— BEGIN LISTED ENTRIES —
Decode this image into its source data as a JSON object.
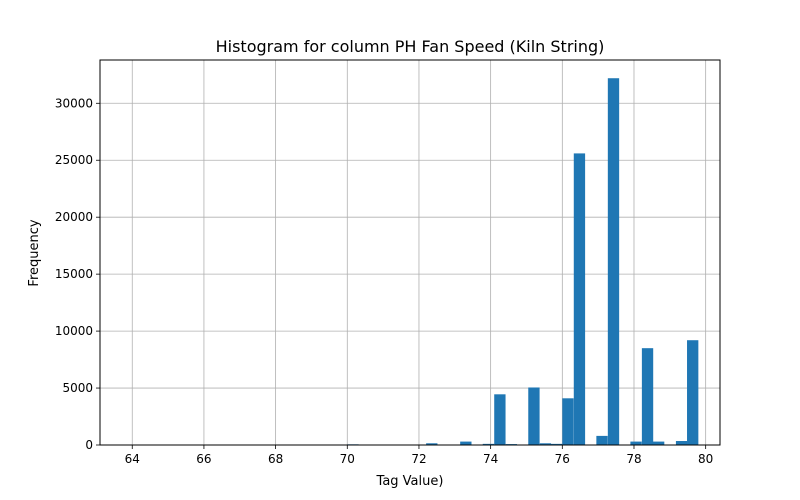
{
  "chart_data": {
    "type": "bar",
    "title": "Histogram for column PH Fan Speed  (Kiln String)",
    "xlabel": "Tag Value)",
    "ylabel": "Frequency",
    "xlim": [
      63.1,
      80.4
    ],
    "ylim": [
      0,
      33800
    ],
    "xticks": [
      64,
      66,
      68,
      70,
      72,
      74,
      76,
      78,
      80
    ],
    "yticks": [
      0,
      5000,
      10000,
      15000,
      20000,
      25000,
      30000
    ],
    "grid": true,
    "bar_color": "#1f77b4",
    "bin_width": 0.316,
    "bins": [
      {
        "x": 63.7,
        "value": 5
      },
      {
        "x": 70.0,
        "value": 60
      },
      {
        "x": 72.2,
        "value": 150
      },
      {
        "x": 73.15,
        "value": 300
      },
      {
        "x": 73.78,
        "value": 100
      },
      {
        "x": 74.1,
        "value": 4450
      },
      {
        "x": 74.42,
        "value": 80
      },
      {
        "x": 75.05,
        "value": 5050
      },
      {
        "x": 75.37,
        "value": 150
      },
      {
        "x": 75.68,
        "value": 100
      },
      {
        "x": 76.0,
        "value": 4100
      },
      {
        "x": 76.32,
        "value": 25600
      },
      {
        "x": 76.95,
        "value": 800
      },
      {
        "x": 77.27,
        "value": 32200
      },
      {
        "x": 77.9,
        "value": 300
      },
      {
        "x": 78.22,
        "value": 8500
      },
      {
        "x": 78.53,
        "value": 300
      },
      {
        "x": 79.17,
        "value": 350
      },
      {
        "x": 79.48,
        "value": 9200
      }
    ]
  }
}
— END LISTED ENTRIES —
_AIM_. The records above must be echoed exactly, minus their pictures.

_OUTPUT_.
Decode this image into its source data as a JSON object.
{
  "chart_data": {
    "type": "bar",
    "title": "Histogram for column PH Fan Speed  (Kiln String)",
    "xlabel": "Tag Value)",
    "ylabel": "Frequency",
    "xlim": [
      63.1,
      80.4
    ],
    "ylim": [
      0,
      33800
    ],
    "xticks": [
      64,
      66,
      68,
      70,
      72,
      74,
      76,
      78,
      80
    ],
    "yticks": [
      0,
      5000,
      10000,
      15000,
      20000,
      25000,
      30000
    ],
    "grid": true,
    "bar_color": "#1f77b4",
    "bin_width": 0.316,
    "bins": [
      {
        "x": 63.7,
        "value": 5
      },
      {
        "x": 70.0,
        "value": 60
      },
      {
        "x": 72.2,
        "value": 150
      },
      {
        "x": 73.15,
        "value": 300
      },
      {
        "x": 73.78,
        "value": 100
      },
      {
        "x": 74.1,
        "value": 4450
      },
      {
        "x": 74.42,
        "value": 80
      },
      {
        "x": 75.05,
        "value": 5050
      },
      {
        "x": 75.37,
        "value": 150
      },
      {
        "x": 75.68,
        "value": 100
      },
      {
        "x": 76.0,
        "value": 4100
      },
      {
        "x": 76.32,
        "value": 25600
      },
      {
        "x": 76.95,
        "value": 800
      },
      {
        "x": 77.27,
        "value": 32200
      },
      {
        "x": 77.9,
        "value": 300
      },
      {
        "x": 78.22,
        "value": 8500
      },
      {
        "x": 78.53,
        "value": 300
      },
      {
        "x": 79.17,
        "value": 350
      },
      {
        "x": 79.48,
        "value": 9200
      }
    ]
  }
}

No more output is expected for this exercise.